Material for this exercise –
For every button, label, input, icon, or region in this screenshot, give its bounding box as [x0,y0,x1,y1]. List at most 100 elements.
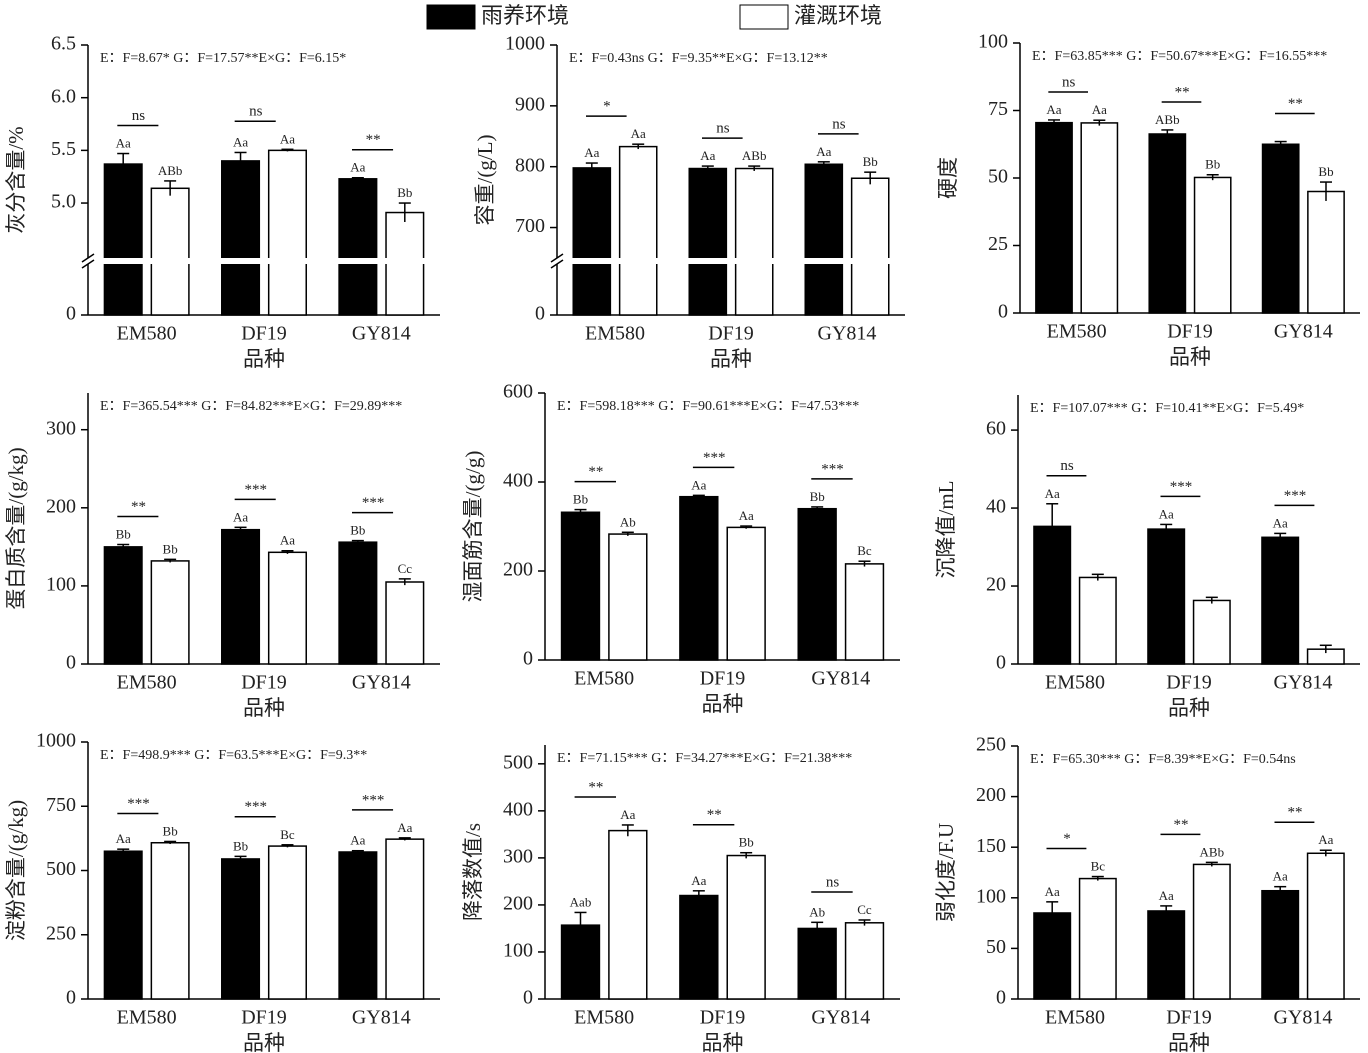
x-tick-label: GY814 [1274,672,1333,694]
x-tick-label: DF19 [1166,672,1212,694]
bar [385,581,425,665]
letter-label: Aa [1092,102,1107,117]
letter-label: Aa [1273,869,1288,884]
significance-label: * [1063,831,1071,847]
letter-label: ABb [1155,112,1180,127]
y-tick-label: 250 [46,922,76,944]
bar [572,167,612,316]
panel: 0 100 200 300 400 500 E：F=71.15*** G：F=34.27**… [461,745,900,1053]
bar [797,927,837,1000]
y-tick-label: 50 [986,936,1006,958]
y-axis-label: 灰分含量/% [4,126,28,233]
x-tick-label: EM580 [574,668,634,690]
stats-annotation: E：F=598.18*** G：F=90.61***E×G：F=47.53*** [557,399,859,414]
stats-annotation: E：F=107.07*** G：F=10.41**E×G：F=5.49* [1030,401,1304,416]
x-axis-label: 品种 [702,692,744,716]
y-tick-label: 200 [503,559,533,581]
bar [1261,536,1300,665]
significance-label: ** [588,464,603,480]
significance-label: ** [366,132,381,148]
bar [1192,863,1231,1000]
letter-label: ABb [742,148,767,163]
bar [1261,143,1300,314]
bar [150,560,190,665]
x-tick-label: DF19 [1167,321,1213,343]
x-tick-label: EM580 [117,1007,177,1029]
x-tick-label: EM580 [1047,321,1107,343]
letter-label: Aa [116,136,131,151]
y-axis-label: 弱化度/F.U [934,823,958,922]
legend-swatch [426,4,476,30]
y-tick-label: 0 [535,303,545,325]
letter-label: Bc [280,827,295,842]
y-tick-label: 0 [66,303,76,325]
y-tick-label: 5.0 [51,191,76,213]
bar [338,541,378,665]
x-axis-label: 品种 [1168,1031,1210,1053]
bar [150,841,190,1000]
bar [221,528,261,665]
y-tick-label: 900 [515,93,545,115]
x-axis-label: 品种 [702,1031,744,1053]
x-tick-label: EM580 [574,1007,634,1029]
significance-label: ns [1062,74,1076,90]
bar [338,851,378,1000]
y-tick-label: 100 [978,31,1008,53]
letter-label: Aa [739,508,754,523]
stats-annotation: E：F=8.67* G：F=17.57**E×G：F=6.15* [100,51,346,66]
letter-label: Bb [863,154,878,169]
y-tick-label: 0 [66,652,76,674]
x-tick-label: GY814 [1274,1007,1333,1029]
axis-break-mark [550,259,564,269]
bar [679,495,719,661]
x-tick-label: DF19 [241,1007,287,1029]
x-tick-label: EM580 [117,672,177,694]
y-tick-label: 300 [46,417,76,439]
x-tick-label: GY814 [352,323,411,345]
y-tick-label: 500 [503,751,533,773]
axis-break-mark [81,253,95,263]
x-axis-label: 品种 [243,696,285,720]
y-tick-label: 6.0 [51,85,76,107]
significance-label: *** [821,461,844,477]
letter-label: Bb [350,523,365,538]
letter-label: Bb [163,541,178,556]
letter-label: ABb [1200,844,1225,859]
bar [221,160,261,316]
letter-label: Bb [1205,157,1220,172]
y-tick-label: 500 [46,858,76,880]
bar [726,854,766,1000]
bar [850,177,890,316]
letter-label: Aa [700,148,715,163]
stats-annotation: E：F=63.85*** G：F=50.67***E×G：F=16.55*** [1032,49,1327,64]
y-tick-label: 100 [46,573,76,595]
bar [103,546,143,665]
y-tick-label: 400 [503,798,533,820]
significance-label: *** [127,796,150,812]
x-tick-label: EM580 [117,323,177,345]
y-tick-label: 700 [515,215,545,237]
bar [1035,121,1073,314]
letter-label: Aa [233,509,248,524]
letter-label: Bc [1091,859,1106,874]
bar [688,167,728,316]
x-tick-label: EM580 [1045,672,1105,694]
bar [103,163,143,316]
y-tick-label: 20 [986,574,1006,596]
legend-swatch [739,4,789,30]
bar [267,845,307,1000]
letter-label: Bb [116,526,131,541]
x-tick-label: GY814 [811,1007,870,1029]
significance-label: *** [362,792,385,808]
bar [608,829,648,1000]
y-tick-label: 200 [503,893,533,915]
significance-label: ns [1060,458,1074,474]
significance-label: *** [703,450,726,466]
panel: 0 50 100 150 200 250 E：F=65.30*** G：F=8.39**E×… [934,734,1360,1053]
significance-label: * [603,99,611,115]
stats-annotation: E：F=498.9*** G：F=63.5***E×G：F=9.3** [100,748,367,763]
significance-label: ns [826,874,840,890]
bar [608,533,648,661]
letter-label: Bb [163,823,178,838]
---
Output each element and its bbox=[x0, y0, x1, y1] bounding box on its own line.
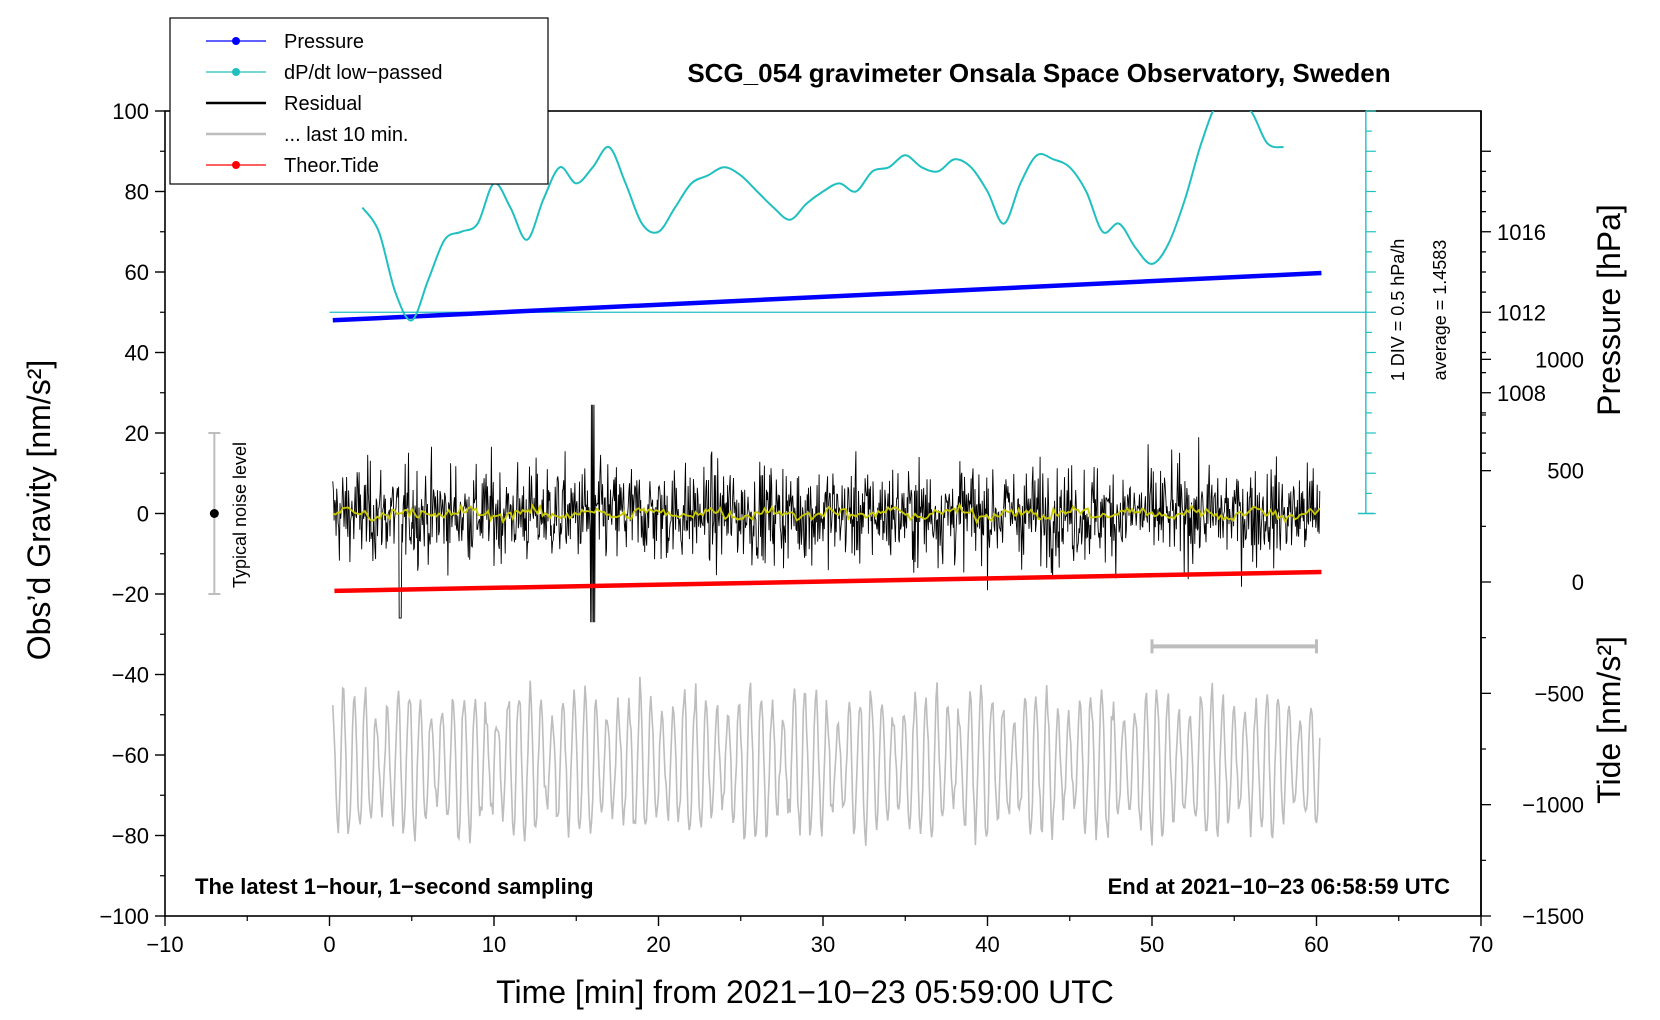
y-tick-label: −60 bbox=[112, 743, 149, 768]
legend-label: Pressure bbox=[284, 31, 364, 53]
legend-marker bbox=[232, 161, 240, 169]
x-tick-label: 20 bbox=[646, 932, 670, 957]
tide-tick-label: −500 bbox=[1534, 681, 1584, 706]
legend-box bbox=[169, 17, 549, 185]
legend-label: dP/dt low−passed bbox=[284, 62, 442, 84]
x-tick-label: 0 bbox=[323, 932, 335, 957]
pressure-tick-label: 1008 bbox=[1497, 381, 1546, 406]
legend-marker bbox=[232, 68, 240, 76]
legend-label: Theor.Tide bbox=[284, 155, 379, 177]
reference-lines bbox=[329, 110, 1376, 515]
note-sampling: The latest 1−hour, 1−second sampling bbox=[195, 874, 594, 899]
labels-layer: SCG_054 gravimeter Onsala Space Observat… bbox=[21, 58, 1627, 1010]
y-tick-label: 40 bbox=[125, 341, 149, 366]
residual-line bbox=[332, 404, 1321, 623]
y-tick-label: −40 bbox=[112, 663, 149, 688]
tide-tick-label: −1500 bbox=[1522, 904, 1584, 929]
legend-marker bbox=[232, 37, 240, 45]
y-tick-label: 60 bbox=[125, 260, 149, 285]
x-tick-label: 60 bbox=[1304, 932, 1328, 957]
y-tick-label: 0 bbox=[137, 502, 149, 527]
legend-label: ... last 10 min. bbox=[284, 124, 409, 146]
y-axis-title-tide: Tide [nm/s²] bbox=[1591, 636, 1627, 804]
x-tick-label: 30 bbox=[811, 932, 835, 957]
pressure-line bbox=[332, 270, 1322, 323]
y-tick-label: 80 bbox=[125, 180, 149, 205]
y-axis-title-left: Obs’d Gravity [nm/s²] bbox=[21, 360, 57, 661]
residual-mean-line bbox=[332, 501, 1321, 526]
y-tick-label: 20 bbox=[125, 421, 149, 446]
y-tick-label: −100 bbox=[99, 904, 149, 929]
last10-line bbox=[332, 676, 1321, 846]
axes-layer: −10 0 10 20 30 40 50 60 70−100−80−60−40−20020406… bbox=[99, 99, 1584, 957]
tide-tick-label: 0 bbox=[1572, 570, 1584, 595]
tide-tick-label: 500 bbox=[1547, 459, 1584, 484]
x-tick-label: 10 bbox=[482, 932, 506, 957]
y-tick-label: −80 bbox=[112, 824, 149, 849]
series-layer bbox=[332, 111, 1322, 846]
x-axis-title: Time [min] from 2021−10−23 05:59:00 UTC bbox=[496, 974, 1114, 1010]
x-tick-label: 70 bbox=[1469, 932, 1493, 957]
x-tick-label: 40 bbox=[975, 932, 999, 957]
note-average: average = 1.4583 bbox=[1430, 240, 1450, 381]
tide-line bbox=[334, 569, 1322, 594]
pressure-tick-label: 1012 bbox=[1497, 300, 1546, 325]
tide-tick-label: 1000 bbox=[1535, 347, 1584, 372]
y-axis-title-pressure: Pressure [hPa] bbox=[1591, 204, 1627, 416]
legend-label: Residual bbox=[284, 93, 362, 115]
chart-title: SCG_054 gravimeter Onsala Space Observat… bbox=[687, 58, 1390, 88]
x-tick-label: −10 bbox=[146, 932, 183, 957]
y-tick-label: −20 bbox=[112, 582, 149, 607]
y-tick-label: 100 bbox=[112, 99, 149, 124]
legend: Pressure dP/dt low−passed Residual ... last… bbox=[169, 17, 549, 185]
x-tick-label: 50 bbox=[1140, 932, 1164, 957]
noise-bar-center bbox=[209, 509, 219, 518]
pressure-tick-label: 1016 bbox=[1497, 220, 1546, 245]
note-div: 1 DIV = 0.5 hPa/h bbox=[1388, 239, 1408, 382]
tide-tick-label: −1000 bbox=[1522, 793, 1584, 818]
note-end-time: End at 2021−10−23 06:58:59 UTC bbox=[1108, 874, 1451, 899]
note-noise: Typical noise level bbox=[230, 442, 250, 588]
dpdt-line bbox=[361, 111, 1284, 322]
---
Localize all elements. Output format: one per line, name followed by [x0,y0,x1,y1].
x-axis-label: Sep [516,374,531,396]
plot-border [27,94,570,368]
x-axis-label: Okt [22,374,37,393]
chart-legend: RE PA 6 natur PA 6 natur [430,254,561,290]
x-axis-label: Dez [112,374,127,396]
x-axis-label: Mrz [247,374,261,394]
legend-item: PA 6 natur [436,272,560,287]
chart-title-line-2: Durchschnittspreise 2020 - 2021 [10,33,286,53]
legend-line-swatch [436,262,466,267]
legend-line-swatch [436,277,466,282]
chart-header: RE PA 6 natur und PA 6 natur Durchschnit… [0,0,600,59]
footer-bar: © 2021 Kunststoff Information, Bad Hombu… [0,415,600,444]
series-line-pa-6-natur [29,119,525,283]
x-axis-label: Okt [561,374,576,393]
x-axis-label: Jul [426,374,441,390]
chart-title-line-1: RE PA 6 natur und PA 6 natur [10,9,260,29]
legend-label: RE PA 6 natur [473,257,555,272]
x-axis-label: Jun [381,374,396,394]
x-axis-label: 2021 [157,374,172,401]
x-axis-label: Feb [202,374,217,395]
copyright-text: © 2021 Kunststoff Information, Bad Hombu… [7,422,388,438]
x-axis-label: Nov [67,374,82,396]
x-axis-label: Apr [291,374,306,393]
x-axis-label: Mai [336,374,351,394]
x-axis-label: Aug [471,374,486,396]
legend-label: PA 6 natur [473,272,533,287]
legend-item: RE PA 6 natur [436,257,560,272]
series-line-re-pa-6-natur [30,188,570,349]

What is expected – Update everything from the line containing "y-tick-label: −60 bbox=[112, 743, 149, 768]" down to the line containing "x-axis-title: Time [min]" by replacing "legend-marker" with "legend-symbol". Leave everything else unchanged, and return only those lines.

Reply to the exercise –
y-tick-label: −60 bbox=[112, 743, 149, 768]
legend-label: Pressure bbox=[284, 31, 364, 53]
legend-symbol bbox=[232, 161, 240, 169]
x-tick-label: 20 bbox=[646, 932, 670, 957]
tide-tick-label: −500 bbox=[1534, 681, 1584, 706]
legend-box bbox=[169, 17, 549, 185]
legend-label: dP/dt low−passed bbox=[284, 62, 442, 84]
x-tick-label: 0 bbox=[323, 932, 335, 957]
pressure-tick-label: 1008 bbox=[1497, 381, 1546, 406]
legend-symbol bbox=[232, 68, 240, 76]
legend-label: Theor.Tide bbox=[284, 155, 379, 177]
reference-lines bbox=[329, 110, 1376, 515]
note-sampling: The latest 1−hour, 1−second sampling bbox=[195, 874, 594, 899]
labels-layer: SCG_054 gravimeter Onsala Space Observat… bbox=[21, 58, 1627, 1010]
y-tick-label: 40 bbox=[125, 341, 149, 366]
residual-line bbox=[332, 404, 1321, 623]
y-tick-label: −40 bbox=[112, 663, 149, 688]
tide-tick-label: −1500 bbox=[1522, 904, 1584, 929]
legend-symbol bbox=[232, 37, 240, 45]
y-tick-label: 60 bbox=[125, 260, 149, 285]
x-tick-label: 60 bbox=[1304, 932, 1328, 957]
y-tick-label: 0 bbox=[137, 502, 149, 527]
legend-label: ... last 10 min. bbox=[284, 124, 409, 146]
y-axis-title-tide: Tide [nm/s²] bbox=[1591, 636, 1627, 804]
x-tick-label: 30 bbox=[811, 932, 835, 957]
pressure-line bbox=[332, 270, 1322, 323]
y-tick-label: 80 bbox=[125, 180, 149, 205]
y-axis-title-left: Obs’d Gravity [nm/s²] bbox=[21, 360, 57, 661]
residual-mean-line bbox=[332, 501, 1321, 526]
y-tick-label: 20 bbox=[125, 421, 149, 446]
y-tick-label: −100 bbox=[99, 904, 149, 929]
last10-line bbox=[332, 676, 1321, 846]
axes-layer: −10 0 10 20 30 40 50 60 70−100−80−60−40−20020406… bbox=[99, 99, 1584, 957]
tide-tick-label: 0 bbox=[1572, 570, 1584, 595]
tide-tick-label: 500 bbox=[1547, 459, 1584, 484]
x-tick-label: 10 bbox=[482, 932, 506, 957]
y-tick-label: −80 bbox=[112, 824, 149, 849]
series-layer bbox=[332, 111, 1322, 846]
x-axis-title: Time [min] from 2021−10−23 05:59:00 UTC bbox=[496, 974, 1114, 1010]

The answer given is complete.